Task instructions: Each entry needs to be restated exactly as written.

Input for this task:
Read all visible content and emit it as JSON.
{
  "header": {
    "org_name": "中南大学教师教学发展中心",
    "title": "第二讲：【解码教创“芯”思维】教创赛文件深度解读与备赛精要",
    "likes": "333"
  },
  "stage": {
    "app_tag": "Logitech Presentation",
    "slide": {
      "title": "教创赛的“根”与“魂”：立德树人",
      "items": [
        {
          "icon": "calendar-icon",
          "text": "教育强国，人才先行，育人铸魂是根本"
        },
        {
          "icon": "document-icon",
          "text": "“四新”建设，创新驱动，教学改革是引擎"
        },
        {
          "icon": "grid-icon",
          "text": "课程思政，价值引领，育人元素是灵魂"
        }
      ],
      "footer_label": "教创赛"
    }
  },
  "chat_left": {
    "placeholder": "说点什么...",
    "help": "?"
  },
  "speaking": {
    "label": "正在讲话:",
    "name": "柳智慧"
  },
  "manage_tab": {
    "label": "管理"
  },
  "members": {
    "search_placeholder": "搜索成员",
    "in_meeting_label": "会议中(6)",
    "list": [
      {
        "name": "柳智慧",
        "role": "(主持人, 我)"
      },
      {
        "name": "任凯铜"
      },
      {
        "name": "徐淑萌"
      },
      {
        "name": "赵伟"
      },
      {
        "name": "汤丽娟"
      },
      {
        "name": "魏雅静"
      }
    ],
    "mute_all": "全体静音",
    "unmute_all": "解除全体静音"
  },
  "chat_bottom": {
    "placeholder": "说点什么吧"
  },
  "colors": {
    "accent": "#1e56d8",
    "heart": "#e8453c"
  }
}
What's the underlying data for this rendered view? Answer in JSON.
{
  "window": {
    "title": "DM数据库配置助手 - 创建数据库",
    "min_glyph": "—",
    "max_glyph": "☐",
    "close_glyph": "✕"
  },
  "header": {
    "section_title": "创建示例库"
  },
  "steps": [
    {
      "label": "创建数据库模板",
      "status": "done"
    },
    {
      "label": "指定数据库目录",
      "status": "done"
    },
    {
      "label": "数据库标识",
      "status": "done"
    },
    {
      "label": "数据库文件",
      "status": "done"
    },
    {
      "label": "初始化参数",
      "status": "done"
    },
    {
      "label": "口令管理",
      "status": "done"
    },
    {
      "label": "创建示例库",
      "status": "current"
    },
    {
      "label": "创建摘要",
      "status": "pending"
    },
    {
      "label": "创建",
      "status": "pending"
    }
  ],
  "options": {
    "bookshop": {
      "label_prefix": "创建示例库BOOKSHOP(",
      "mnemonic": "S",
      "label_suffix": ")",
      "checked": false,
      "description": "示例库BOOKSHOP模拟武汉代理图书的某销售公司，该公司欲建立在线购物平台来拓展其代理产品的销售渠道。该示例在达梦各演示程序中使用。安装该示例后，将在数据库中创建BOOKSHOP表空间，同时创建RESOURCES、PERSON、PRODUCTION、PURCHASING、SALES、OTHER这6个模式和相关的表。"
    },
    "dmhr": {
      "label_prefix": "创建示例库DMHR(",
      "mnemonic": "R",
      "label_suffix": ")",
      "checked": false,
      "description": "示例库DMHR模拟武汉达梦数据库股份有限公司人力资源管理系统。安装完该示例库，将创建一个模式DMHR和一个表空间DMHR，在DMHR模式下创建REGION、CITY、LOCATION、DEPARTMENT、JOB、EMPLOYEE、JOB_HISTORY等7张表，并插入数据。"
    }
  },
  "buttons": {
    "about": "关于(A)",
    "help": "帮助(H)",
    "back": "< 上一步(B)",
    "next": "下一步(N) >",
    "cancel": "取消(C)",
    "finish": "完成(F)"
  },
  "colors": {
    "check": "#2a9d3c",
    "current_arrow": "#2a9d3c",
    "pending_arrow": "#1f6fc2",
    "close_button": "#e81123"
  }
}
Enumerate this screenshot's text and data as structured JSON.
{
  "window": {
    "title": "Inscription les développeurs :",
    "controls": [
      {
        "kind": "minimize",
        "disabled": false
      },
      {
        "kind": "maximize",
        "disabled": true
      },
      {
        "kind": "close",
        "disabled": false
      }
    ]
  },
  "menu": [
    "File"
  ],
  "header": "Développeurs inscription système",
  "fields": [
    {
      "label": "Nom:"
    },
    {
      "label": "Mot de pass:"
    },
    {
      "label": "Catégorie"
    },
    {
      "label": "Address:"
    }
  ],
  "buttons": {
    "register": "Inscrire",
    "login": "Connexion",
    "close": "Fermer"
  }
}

The response:
Read all visible content and emit it as JSON.
{
  "header": {
    "org_name": "中南大学教师教学发展中心",
    "title": "第二讲：【解码教创“芯”思维】教创赛文件深度解读与备赛精要",
    "likes": "333"
  },
  "stage": {
    "app_tag": "Logitech Presentation",
    "slide": {
      "title": "教创赛的“根”与“魂”：立德树人",
      "items": [
        {
          "icon": "calendar-icon",
          "text": "教育强国，人才先行，育人铸魂是根本"
        },
        {
          "icon": "document-icon",
          "text": "“四新”建设，创新驱动，教学改革是引擎"
        },
        {
          "icon": "grid-icon",
          "text": "课程思政，价值引领，育人元素是灵魂"
        }
      ],
      "footer_label": "教创赛"
    }
  },
  "chat_left": {
    "placeholder": "说点什么...",
    "help": "?"
  },
  "speaking": {
    "label": "正在讲话:",
    "name": "柳智慧"
  },
  "manage_tab": {
    "label": "管理"
  },
  "members": {
    "search_placeholder": "搜索成员",
    "in_meeting_label": "会议中(6)",
    "list": [
      {
        "name": "柳智慧",
        "role": "(主持人, 我)"
      },
      {
        "name": "任凯铜"
      },
      {
        "name": "徐淑萌"
      },
      {
        "name": "赵伟"
      },
      {
        "name": "汤丽娟"
      },
      {
        "name": "魏雅静"
      }
    ],
    "mute_all": "全体静音",
    "unmute_all": "解除全体静音"
  },
  "chat_bottom": {
    "placeholder": "说点什么吧"
  },
  "colors": {
    "accent": "#1e56d8",
    "heart": "#e8453c"
  }
}
What's the underlying data for this rendered view? Answer in JSON.
{
  "window": {
    "title": "DM数据库配置助手 - 创建数据库",
    "min_glyph": "—",
    "max_glyph": "☐",
    "close_glyph": "✕"
  },
  "header": {
    "section_title": "创建示例库"
  },
  "steps": [
    {
      "label": "创建数据库模板",
      "status": "done"
    },
    {
      "label": "指定数据库目录",
      "status": "done"
    },
    {
      "label": "数据库标识",
      "status": "done"
    },
    {
      "label": "数据库文件",
      "status": "done"
    },
    {
      "label": "初始化参数",
      "status": "done"
    },
    {
      "label": "口令管理",
      "status": "done"
    },
    {
      "label": "创建示例库",
      "status": "current"
    },
    {
      "label": "创建摘要",
      "status": "pending"
    },
    {
      "label": "创建",
      "status": "pending"
    }
  ],
  "options": {
    "bookshop": {
      "label_prefix": "创建示例库BOOKSHOP(",
      "mnemonic": "S",
      "label_suffix": ")",
      "checked": false,
      "description": "示例库BOOKSHOP模拟武汉代理图书的某销售公司，该公司欲建立在线购物平台来拓展其代理产品的销售渠道。该示例在达梦各演示程序中使用。安装该示例后，将在数据库中创建BOOKSHOP表空间，同时创建RESOURCES、PERSON、PRODUCTION、PURCHASING、SALES、OTHER这6个模式和相关的表。"
    },
    "dmhr": {
      "label_prefix": "创建示例库DMHR(",
      "mnemonic": "R",
      "label_suffix": ")",
      "checked": false,
      "description": "示例库DMHR模拟武汉达梦数据库股份有限公司人力资源管理系统。安装完该示例库，将创建一个模式DMHR和一个表空间DMHR，在DMHR模式下创建REGION、CITY、LOCATION、DEPARTMENT、JOB、EMPLOYEE、JOB_HISTORY等7张表，并插入数据。"
    }
  },
  "buttons": {
    "about": "关于(A)",
    "help": "帮助(H)",
    "back": "< 上一步(B)",
    "next": "下一步(N) >",
    "cancel": "取消(C)",
    "finish": "完成(F)"
  },
  "colors": {
    "check": "#2a9d3c",
    "current_arrow": "#2a9d3c",
    "pending_arrow": "#1f6fc2",
    "close_button": "#e81123"
  }
}
Enumerate this screenshot's text and data as structured JSON.
{
  "window": {
    "title": "Inscription les développeurs :",
    "controls": [
      {
        "kind": "minimize",
        "disabled": false
      },
      {
        "kind": "maximize",
        "disabled": true
      },
      {
        "kind": "close",
        "disabled": false
      }
    ]
  },
  "menu": [
    "File"
  ],
  "header": "Développeurs inscription système",
  "fields": [
    {
      "label": "Nom:"
    },
    {
      "label": "Mot de pass:"
    },
    {
      "label": "Catégorie"
    },
    {
      "label": "Address:"
    }
  ],
  "buttons": {
    "register": "Inscrire",
    "login": "Connexion",
    "close": "Fermer"
  }
}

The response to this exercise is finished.